A common attitude, he said, was: "If you have to use a credit card to buy a $5 cup of coffee, you probably can't afford a $5 cup of coffee." ExpressPay works in much the same way as EZ Pass and other highway tollbooth systems. Payments can be executed with a simple wave of the card, eliminating swipes and signatures. Plus the card has been shrunk to half-size and fitted onto a handy key-chain device, which he said can eliminate the fumbling some-times associated with finding a card kept in a wallet.

Everything about ExpressPay has been designed for ease of use and simplicity-an about-face from smart cards like Blue that live to manage and personalize a dizzying array of applications. By narrowing the card's focus, Amex may have struck upon a strategy for making ExpressPay a success in ways that have eluded Blue and other smart cards. In many ways, ExpressPay and Blue occupy opposite ends of the smart card spectrum.

"The chip on Blue is mind-boggling in terms of its capabilities," Bonalle said.

The Value of Convenience

ExpressPay has less memory and only enough processing capability to enable the security. With ExpressPay, "the most important value is convenience," Bonalle said.

The idea behind Blue, in contrast, is better security "and a lot else we're going to evolve over time." So far Blue has been a hit in spite of its smart card capabilities, not because of them.

With attractive rates and a sleek, clear-plastic design, it had attracted four million customers by the end of 2000, the last time Amex gave out numbers. But these customers are not using Blue for its smart chip. They have virtually no opportunity to, because U.S. retailers have yet to integrate smart-card-capable terminals with their point of sale systems. ExpressPay does not have that hurdle. It does not require major changes at the point of sale, eliminating a big sticking point for merchant acceptance of smart cards.

Incentives For Merchants

ExpressPay transactions are processed essentially the same way regular credit card transactions are; they just get entered into the system differently. An extra incentive for merchants is that the card may boost sales. In three places where Amex has tested ExpressPay, customers using the card spent 17% to 33% more than those using cash. Cardholders benefit by being able to move in and out of lines more quickly, partly because they do not have to sign sales slips. A time-motion study Amex conducted last fall found that ExpressPay transactions were 28% faster than cash and 42% faster than card transactions with no signature.

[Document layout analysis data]

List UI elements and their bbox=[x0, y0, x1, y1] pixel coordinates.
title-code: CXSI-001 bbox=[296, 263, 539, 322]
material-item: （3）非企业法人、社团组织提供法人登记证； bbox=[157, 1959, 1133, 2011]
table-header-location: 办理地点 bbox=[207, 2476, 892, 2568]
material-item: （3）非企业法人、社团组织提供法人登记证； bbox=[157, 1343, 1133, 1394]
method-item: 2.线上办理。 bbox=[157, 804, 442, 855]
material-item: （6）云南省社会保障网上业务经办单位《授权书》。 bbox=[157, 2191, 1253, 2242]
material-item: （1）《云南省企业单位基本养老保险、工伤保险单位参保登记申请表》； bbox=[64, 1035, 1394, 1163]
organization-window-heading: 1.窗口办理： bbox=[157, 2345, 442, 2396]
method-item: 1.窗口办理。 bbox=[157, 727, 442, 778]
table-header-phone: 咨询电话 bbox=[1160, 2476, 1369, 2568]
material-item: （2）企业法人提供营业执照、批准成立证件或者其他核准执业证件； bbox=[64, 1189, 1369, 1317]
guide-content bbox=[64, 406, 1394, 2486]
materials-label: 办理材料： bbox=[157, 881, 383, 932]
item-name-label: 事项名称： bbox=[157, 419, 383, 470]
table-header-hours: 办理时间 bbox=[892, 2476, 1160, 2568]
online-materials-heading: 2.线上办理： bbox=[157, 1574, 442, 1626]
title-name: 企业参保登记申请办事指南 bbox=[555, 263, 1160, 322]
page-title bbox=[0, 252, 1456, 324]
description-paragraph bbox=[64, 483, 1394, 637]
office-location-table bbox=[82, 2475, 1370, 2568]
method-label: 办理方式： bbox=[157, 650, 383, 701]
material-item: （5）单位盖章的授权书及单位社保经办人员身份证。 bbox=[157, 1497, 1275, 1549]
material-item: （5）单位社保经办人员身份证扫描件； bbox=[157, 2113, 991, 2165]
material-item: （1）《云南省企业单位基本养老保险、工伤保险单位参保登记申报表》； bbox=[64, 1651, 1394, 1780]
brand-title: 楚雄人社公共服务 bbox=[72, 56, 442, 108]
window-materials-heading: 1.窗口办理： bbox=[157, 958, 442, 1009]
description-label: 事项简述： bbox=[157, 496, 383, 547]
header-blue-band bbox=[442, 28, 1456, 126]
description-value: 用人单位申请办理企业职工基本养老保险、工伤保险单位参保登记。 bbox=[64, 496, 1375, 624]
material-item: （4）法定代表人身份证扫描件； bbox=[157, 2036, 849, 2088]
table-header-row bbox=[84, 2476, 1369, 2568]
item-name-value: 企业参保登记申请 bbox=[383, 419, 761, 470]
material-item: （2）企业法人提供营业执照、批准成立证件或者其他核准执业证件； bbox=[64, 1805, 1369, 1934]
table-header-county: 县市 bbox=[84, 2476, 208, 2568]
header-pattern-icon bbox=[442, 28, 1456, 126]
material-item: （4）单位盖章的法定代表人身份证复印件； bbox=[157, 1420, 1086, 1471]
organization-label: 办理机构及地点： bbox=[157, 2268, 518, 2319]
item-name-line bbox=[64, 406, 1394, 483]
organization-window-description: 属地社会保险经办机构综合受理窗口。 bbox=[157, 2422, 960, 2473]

Requirement>
Reproduce everything from "A common attitude, he" down to "in a wallet." in the ExpressPay text above, word for word.

Expected answer>
A common attitude, he said, was: "If you have to use a credit card to buy a $5 cup of coffee, you probably can't afford a $5 cup of coffee." ExpressPay works in much the same way as EZ Pass and other highway tollbooth systems. Payments can be executed with a simple wave of the card, eliminating swipes and signatures. Plus the card has been shrunk to half-size and fitted onto a handy key-chain device, which he said can eliminate the fumbling some-times associated with finding a card kept in a wallet.